Set task:
Look through the lines below and state how many hold the word "happened". Write only the number.

Extracted data:

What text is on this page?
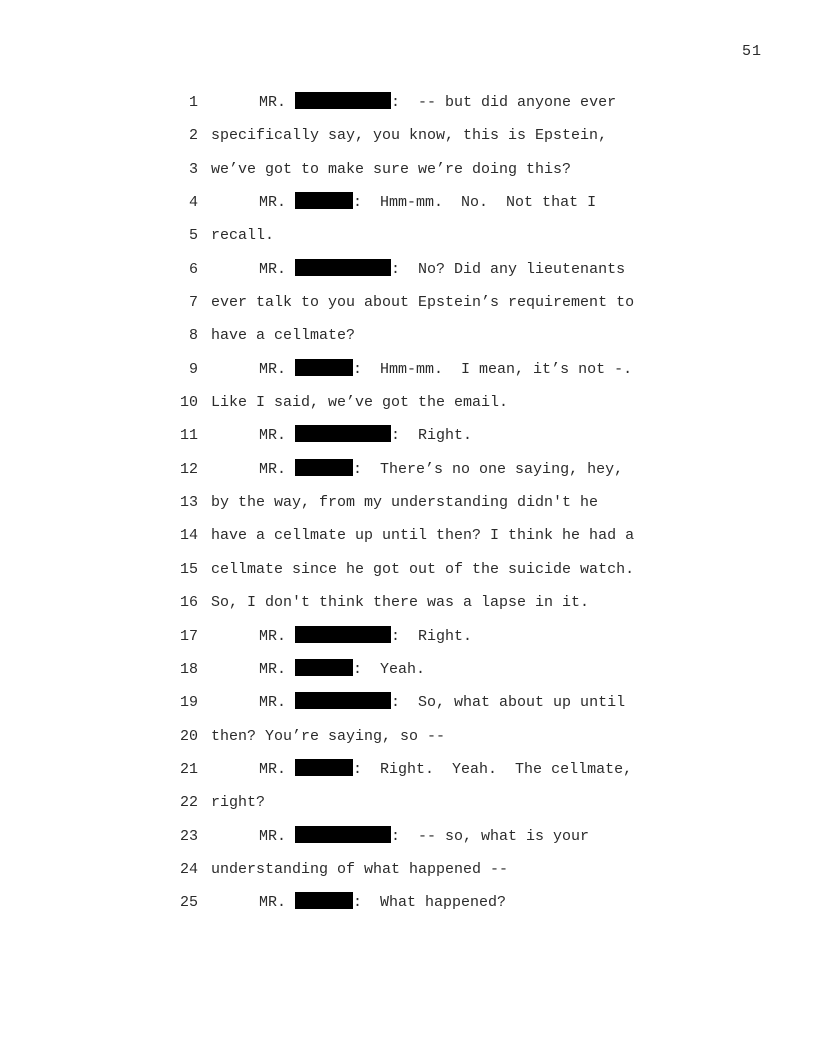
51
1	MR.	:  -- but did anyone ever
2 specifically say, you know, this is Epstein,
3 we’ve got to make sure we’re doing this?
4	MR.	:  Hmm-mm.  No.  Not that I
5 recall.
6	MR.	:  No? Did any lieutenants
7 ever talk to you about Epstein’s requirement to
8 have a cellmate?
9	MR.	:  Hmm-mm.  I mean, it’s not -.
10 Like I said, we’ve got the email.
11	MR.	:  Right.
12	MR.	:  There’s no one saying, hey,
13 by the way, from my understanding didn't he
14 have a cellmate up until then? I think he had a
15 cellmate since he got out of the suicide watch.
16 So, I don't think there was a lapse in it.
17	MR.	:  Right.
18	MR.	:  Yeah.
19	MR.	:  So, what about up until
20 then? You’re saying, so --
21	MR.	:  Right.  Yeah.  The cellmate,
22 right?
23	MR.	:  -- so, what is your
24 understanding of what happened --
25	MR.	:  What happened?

--

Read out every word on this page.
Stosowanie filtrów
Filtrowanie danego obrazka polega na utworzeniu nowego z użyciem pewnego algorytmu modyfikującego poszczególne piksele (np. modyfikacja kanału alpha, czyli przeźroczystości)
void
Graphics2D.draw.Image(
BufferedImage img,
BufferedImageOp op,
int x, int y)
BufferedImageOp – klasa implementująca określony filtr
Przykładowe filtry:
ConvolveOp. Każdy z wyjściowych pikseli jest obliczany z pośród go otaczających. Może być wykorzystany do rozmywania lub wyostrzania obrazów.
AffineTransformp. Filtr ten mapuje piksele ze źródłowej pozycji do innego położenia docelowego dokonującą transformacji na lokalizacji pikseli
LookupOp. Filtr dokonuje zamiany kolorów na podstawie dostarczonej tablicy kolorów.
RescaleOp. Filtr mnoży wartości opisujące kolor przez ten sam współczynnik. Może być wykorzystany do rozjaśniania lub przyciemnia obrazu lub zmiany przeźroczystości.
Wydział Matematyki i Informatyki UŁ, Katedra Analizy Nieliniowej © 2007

Result of this task:
2